■ **Aufgabenstellung**
In welchem Jahr erwarb Willibald I. Schlüsselfelder laut dem Textauszug über das Allianzwappen das Nassauer Haus?

■ **Textauszug**

****************

Abb. links: Das Medaillon hat ein Allianzwappen aus den Wappenschilden Schlüsselfelder (in von Silber und Schwarz geteiltem Schild drei deichselförmig im Dreipaß gestellte Schlüssel an einem gemeinsamen Ring in verwechselten Farben) und Stockamer (in Gold ein schwarzer Balken). Das hier nicht dargestellte Oberwappen wäre zu schwarz-goldenen Decken ein natürlicher, radschlagender Pfau (Siebmacher Band: Bg1 Seite: 43 Tafel: 58 und Band: BayA1 Seite: 55 Tafel: 55). Ein Hans Stockamer erscheint zuerst in Nürnberg, gest. 1523. Dessen Sohn Leonhard Stockamer, gest. 1550, war Geheimschreiber und Sekretär der Kaiser Karl V. und Maximilian I. Ein Diplom vom 10.3.1524 erhebt ihn in den Reichsadelsstand. Hans II. und Alexander Stockamer, die beiden Söhne von Leonhard, bekamen am 10.11.1578 eine Adelsbestätigung und wurden in den erbländischen Ritterstand erhoben. Hans II. gründete die österreichische Linie des Geschlechtes, die später gräflich wurde, während sein Bruder Alexander die Nürnberger Linie fortführte, die aber ausstarb. Diese Kombination paßt zu Willibald I. Schlüsselfelder, 1533-1589, der 1559 Anna Stockamer geheiratet hatte. Für Anna war es die zweite Ehe, sie hatte in erster Ehe Georg Hoffmann, einen Nürnberger Kaufmann, geheiratet. Willibald wurde 1559 als jüngerer Bürgermeister in den Rat gewählt und wurde 1561 Landpfleger, 1569 älterer Bürgermeister, stieg weiter auf und war 1586-1589 Vorderster Losunger, und er war es, der das Nassauer Haus, den Sitz der späteren Schlüsselfelder Familienstiftung, 1581 erwarb. Willibald war der Sohn von Wilhelm Schlüsselfelder und Magdalena Imhoff. Genau die gleiche Kombination begegnet uns übrigens in einem Glasfenster der Herrschaftsempore in der Bartholomäuskirche von Kirchensittenbach wieder.

****************

■ **Bereitgestellte Daten**
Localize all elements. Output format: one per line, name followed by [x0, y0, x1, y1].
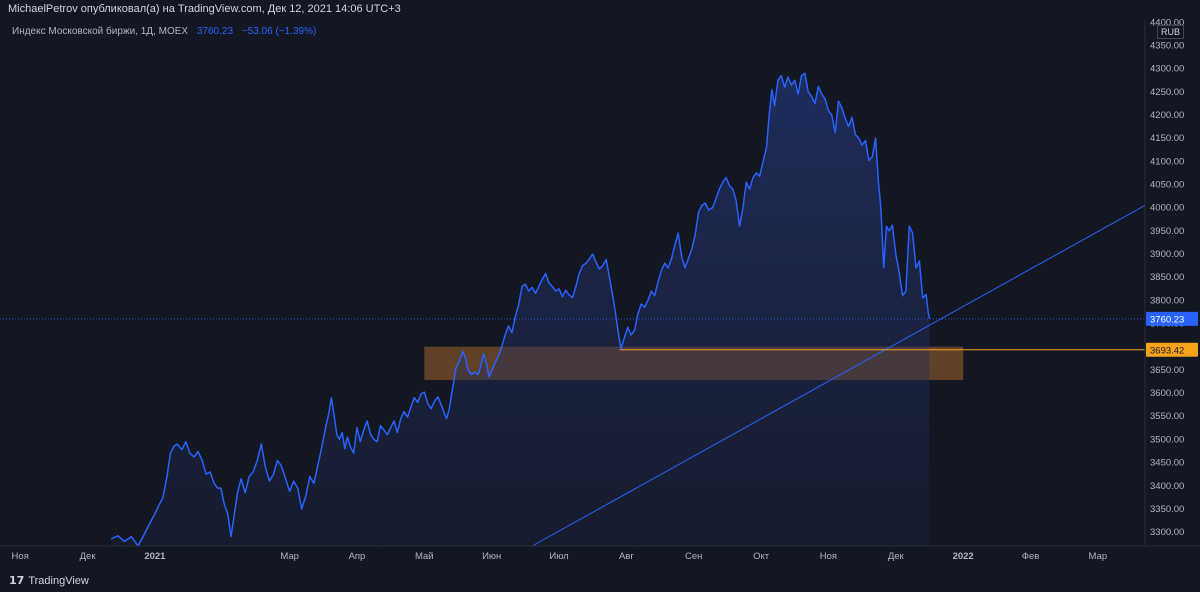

****************

■ **Lösung**
Im Jahr 1581.